■ **Entries provided**:
------

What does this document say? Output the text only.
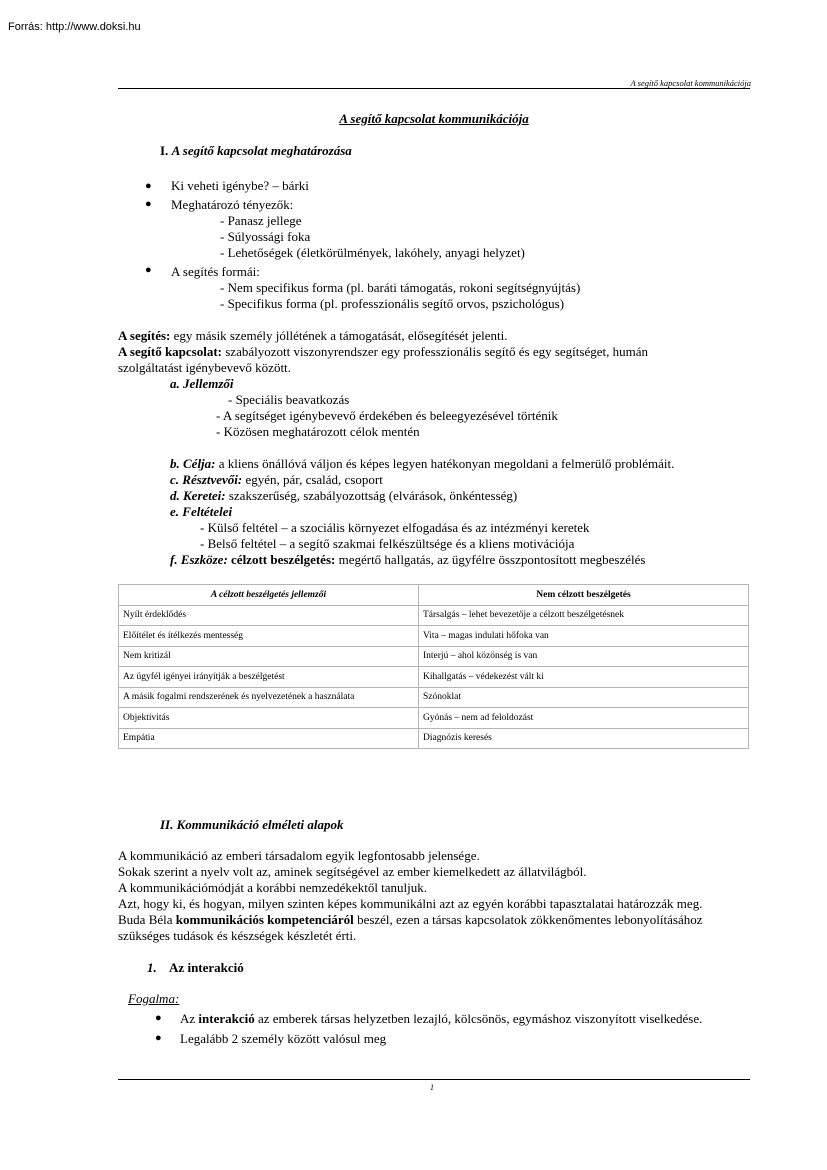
Forrás: http://www.doksi.hu
A segítő kapcsolat kommunikációja
A segítő kapcsolat kommunikációja
I. A segítő kapcsolat meghatározása
● Ki veheti igénybe? – bárki
● Meghatározó tényezők:
- Panasz jellege
- Súlyossági foka
- Lehetőségek (életkörülmények, lakóhely, anyagi helyzet)
● A segítés formái:
- Nem specifikus forma (pl. baráti támogatás, rokoni segítségnyújtás)
- Specifikus forma (pl. professzionális segítő orvos, pszichológus)
A segítés: egy másik személy jóllétének a támogatását, elősegítését jelenti.
A segítő kapcsolat: szabályozott viszonyrendszer egy professzionális segítő és egy segítséget, humán
szolgáltatást igénybevevő között.
a. Jellemzői
- Speciális beavatkozás
- A segítséget igénybevevő érdekében és beleegyezésével történik
- Közösen meghatározott célok mentén
b. Célja: a kliens önállóvá váljon és képes legyen hatékonyan megoldani a felmerülő problémáit.
c. Résztvevői: egyén, pár, család, csoport
d. Keretei: szakszerűség, szabályozottság (elvárások, önkéntesség)
e. Feltételei
- Külső feltétel – a szociális környezet elfogadása és az intézményi keretek
- Belső feltétel – a segítő szakmai felkészültsége és a kliens motivációja
f. Eszköze: célzott beszélgetés: megértő hallgatás, az ügyfélre összpontosított megbeszélés
A célzott beszélgetés jellemzői	Nem célzott beszélgetés
Nyílt érdeklődés	Társalgás – lehet bevezetője a célzott beszélgetésnek
Előítélet és ítélkezés mentesség	Vita – magas indulati hőfoka van
Nem kritizál	Interjú – ahol közönség is van
Az ügyfél igényei irányítják a beszélgetést	Kihallgatás – védekezést vált ki
A másik fogalmi rendszerének és nyelvezetének a használata	Szónoklat
Objektivitás	Gyónás – nem ad feloldozást
Empátia	Diagnózis keresés
II. Kommunikáció elméleti alapok
A kommunikáció az emberi társadalom egyik legfontosabb jelensége.
Sokak szerint a nyelv volt az, aminek segítségével az ember kiemelkedett az állatvilágból.
A kommunikációmódját a korábbi nemzedékektől tanuljuk.
Azt, hogy ki, és hogyan, milyen szinten képes kommunikálni azt az egyén korábbi tapasztalatai határozzák meg.
Buda Béla kommunikációs kompetenciáról beszél, ezen a társas kapcsolatok zökkenőmentes lebonyolításához
szükséges tudások és készségek készletét érti.
1. Az interakció
Fogalma:
● Az interakció az emberek társas helyzetben lezajló, kölcsönös, egymáshoz viszonyított viselkedése.
● Legalább 2 személy között valósul meg
1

------

■ **Required work**:
Copy out all the data without changing anything, and drop the pictures.

■ **Completed exercise**:
What does this document say? Output the text only.
Forrás: http://www.doksi.hu
A segítő kapcsolat kommunikációja
A segítő kapcsolat kommunikációja
I. A segítő kapcsolat meghatározása
● Ki veheti igénybe? – bárki
● Meghatározó tényezők:
- Panasz jellege
- Súlyossági foka
- Lehetőségek (életkörülmények, lakóhely, anyagi helyzet)
● A segítés formái:
- Nem specifikus forma (pl. baráti támogatás, rokoni segítségnyújtás)
- Specifikus forma (pl. professzionális segítő orvos, pszichológus)
A segítés: egy másik személy jóllétének a támogatását, elősegítését jelenti.
A segítő kapcsolat: szabályozott viszonyrendszer egy professzionális segítő és egy segítséget, humán
szolgáltatást igénybevevő között.
a. Jellemzői
- Speciális beavatkozás
- A segítséget igénybevevő érdekében és beleegyezésével történik
- Közösen meghatározott célok mentén
b. Célja: a kliens önállóvá váljon és képes legyen hatékonyan megoldani a felmerülő problémáit.
c. Résztvevői: egyén, pár, család, csoport
d. Keretei: szakszerűség, szabályozottság (elvárások, önkéntesség)
e. Feltételei
- Külső feltétel – a szociális környezet elfogadása és az intézményi keretek
- Belső feltétel – a segítő szakmai felkészültsége és a kliens motivációja
f. Eszköze: célzott beszélgetés: megértő hallgatás, az ügyfélre összpontosított megbeszélés
A célzott beszélgetés jellemzői	Nem célzott beszélgetés
Nyílt érdeklődés	Társalgás – lehet bevezetője a célzott beszélgetésnek
Előítélet és ítélkezés mentesség	Vita – magas indulati hőfoka van
Nem kritizál	Interjú – ahol közönség is van
Az ügyfél igényei irányítják a beszélgetést	Kihallgatás – védekezést vált ki
A másik fogalmi rendszerének és nyelvezetének a használata	Szónoklat
Objektivitás	Gyónás – nem ad feloldozást
Empátia	Diagnózis keresés
II. Kommunikáció elméleti alapok
A kommunikáció az emberi társadalom egyik legfontosabb jelensége.
Sokak szerint a nyelv volt az, aminek segítségével az ember kiemelkedett az állatvilágból.
A kommunikációmódját a korábbi nemzedékektől tanuljuk.
Azt, hogy ki, és hogyan, milyen szinten képes kommunikálni azt az egyén korábbi tapasztalatai határozzák meg.
Buda Béla kommunikációs kompetenciáról beszél, ezen a társas kapcsolatok zökkenőmentes lebonyolításához
szükséges tudások és készségek készletét érti.
1. Az interakció
Fogalma:
● Az interakció az emberek társas helyzetben lezajló, kölcsönös, egymáshoz viszonyított viselkedése.
● Legalább 2 személy között valósul meg
1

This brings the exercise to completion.